• _Vorliegender Text_:
Für Acker und Grünland wurde das Modell an gemessenen Werten
von Verdunstung und Grundwasserneubildung eines wägbaren und 20 nicht
wägbarer Lysimeter überprüft. Dabei wurde eine Schätzfunktion
zur Regionalisierung des empirischen Bodenparameters BETA abgeleitet und
die Güte der Grundwasserneubildungssimulation auf Wochen- und Monatsbasis
bewertet. Die Ergebnisse bestätigen das Bodenmodulkonzept, das Sickerung
vor Erreichen der maximalen Bodenfeuchte zulässt. Es konnte sowohl
die Jahressumme der Grundwasser- neubildung ohne systematische Differenz
mit einem mittleren Abweichungsbetrag von 8%, als auch die innerjährliche
Variation gut wiedergegeben werden. Ein Vergleich der Verdunstung mit
Berechnungsergebnissen des Modells VEKOS (KLÄMT 1988) zeigt zwar
eine gute Übereinstimmung der Jahressummen, jedoch erhebliche Abweichungen
im Winterhalbjahr, die wahrscheinlich den Grund darin haben, dass TRAIN-GWN
die Bodenevaporation nicht explizit simuliert.

• _Aufgabe_: Übersetzen Sie aus dem Text zur Grundwasserneubildung den Satz „Die Ergebnisse bestätigen das Bodenmodulkonzept, das Sickerung vor Erreichen der maximalen Bodenfeuchte zulässt.“ ins Englische. Die Einträge werden für die Bearbeitung nicht benötigt.

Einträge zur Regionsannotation
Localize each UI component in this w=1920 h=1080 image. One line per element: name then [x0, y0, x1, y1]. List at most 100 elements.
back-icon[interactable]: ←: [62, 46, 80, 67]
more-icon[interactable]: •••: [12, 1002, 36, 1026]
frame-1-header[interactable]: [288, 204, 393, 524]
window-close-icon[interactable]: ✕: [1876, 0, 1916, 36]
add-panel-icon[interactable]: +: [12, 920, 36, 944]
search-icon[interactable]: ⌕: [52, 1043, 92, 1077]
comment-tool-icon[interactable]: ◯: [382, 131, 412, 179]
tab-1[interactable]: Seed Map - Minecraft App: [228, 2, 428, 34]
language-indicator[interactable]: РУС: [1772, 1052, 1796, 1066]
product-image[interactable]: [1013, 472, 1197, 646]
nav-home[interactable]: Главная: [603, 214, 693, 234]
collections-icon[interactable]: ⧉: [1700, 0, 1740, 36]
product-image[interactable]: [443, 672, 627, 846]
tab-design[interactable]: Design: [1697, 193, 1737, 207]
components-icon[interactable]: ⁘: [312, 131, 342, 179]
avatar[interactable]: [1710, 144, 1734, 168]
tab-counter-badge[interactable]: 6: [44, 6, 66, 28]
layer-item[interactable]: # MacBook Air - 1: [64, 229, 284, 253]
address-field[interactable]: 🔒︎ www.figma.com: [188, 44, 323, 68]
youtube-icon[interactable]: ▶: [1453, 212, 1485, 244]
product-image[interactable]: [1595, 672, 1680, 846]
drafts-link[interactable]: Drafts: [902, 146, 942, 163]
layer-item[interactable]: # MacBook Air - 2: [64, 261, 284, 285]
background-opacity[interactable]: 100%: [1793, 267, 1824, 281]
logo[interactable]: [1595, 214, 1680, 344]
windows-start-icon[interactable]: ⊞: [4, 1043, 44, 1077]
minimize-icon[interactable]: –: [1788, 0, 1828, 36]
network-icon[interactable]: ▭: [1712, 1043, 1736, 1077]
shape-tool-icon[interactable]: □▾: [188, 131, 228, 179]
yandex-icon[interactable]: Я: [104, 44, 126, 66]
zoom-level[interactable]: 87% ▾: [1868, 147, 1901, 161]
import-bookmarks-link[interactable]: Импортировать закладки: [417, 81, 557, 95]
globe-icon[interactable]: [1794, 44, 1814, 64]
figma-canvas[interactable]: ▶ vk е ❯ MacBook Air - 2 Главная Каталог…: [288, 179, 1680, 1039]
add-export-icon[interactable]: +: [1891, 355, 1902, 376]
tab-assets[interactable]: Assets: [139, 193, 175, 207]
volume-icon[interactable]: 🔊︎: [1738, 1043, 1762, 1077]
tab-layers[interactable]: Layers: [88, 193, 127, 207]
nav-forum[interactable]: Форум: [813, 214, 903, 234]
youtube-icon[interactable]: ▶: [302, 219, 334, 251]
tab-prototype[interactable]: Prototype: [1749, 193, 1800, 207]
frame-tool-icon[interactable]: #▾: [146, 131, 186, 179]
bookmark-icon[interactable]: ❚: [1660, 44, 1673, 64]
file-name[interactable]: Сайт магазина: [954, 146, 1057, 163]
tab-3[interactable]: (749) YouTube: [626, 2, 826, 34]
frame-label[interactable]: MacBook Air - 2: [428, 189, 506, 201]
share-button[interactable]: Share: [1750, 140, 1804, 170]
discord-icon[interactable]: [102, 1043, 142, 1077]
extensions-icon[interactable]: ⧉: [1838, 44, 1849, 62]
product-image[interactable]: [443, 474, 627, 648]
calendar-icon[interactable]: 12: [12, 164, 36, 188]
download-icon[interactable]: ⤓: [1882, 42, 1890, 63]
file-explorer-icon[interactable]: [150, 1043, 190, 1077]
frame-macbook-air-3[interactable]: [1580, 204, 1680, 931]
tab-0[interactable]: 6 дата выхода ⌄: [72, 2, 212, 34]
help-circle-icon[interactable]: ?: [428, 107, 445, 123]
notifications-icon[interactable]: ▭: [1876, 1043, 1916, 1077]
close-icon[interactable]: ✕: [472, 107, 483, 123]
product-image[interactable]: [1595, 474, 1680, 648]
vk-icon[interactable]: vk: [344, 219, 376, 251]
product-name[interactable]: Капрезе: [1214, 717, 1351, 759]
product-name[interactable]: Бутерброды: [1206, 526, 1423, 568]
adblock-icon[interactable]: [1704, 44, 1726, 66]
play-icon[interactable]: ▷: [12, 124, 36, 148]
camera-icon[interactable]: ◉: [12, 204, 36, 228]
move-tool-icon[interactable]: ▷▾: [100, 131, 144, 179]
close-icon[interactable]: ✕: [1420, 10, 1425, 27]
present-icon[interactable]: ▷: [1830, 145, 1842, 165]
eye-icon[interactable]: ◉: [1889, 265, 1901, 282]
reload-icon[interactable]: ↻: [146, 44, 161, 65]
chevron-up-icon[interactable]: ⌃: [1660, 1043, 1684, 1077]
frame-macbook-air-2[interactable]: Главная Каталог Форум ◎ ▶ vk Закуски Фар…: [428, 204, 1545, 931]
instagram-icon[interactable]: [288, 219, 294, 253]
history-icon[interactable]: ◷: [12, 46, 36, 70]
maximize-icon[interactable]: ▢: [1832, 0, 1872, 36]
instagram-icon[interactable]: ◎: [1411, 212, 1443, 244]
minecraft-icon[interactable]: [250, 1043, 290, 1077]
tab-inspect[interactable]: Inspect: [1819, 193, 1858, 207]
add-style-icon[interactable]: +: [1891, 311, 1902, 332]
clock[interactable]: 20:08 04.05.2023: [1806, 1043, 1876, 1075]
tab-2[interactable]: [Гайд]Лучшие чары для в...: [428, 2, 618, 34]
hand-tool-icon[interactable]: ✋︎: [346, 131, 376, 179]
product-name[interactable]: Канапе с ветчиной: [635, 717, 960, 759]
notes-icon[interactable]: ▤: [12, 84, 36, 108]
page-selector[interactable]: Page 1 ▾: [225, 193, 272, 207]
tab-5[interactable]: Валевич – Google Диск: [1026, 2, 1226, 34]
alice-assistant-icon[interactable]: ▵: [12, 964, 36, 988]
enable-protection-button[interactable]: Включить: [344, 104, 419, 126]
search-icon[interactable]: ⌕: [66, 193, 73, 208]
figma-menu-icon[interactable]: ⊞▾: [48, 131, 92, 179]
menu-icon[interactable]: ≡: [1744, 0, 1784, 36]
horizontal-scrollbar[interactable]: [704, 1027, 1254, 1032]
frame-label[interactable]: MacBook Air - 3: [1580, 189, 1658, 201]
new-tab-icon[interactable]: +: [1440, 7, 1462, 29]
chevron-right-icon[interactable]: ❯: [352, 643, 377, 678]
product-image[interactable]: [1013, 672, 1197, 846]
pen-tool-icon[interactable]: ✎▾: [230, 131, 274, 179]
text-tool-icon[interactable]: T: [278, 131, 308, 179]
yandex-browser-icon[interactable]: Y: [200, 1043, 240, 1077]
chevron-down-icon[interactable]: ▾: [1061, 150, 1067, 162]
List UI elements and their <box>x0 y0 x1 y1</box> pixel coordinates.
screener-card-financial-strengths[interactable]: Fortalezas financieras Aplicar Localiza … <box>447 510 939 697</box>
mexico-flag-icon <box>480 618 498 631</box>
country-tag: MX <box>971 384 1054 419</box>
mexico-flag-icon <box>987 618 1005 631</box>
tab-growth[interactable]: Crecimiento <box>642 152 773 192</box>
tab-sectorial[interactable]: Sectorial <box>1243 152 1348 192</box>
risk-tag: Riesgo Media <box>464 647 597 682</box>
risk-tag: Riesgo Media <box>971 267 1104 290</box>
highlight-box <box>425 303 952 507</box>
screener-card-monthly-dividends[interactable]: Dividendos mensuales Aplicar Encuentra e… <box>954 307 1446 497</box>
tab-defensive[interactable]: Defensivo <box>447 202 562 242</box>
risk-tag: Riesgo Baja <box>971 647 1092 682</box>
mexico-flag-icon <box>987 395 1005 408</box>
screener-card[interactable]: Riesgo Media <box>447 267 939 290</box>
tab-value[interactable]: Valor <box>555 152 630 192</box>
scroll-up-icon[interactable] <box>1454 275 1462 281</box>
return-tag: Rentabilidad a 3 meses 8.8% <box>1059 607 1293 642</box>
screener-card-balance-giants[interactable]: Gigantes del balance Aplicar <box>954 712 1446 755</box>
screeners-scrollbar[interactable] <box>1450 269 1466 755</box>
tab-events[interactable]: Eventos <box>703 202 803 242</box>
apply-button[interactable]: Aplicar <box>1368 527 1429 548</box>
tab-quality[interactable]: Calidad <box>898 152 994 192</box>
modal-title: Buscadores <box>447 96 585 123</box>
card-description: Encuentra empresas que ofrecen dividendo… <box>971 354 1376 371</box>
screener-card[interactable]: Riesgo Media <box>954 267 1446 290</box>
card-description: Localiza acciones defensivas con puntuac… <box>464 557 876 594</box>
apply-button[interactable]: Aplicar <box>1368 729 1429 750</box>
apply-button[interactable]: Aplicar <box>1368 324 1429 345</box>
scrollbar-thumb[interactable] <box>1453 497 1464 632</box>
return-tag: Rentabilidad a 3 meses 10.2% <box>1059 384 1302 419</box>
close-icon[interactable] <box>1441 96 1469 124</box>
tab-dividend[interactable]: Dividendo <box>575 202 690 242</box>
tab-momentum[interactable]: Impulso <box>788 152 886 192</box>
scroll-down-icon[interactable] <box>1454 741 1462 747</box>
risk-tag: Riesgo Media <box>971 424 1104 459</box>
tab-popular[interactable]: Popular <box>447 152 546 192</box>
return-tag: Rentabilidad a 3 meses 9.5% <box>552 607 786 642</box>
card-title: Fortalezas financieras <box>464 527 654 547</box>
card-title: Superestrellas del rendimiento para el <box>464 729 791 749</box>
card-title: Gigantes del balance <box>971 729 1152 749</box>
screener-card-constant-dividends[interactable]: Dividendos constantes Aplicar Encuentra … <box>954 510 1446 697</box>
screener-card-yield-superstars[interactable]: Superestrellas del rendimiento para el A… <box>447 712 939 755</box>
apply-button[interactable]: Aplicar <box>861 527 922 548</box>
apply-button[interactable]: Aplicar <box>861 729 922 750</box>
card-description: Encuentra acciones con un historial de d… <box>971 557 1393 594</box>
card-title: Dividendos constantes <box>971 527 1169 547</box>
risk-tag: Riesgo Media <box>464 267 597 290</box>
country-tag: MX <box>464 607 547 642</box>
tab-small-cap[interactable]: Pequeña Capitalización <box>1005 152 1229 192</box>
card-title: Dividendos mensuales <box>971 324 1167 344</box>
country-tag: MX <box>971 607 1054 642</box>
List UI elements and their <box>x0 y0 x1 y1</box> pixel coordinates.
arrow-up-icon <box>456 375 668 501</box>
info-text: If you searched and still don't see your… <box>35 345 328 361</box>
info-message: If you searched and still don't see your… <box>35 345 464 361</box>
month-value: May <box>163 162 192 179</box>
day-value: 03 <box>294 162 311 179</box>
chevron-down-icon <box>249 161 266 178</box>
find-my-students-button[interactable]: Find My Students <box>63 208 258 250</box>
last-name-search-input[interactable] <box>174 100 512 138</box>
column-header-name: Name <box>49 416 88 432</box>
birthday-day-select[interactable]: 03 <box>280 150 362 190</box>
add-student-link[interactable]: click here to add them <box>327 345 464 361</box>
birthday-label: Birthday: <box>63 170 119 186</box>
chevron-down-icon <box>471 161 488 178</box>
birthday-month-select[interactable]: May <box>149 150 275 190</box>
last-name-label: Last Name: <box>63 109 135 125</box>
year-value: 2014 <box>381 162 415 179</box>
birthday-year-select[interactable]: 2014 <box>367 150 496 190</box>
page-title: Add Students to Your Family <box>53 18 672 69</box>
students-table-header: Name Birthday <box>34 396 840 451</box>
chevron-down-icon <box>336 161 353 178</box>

• _Antwort_: The results confirm the soil module concept, which allows percolation before maximum soil moisture is reached.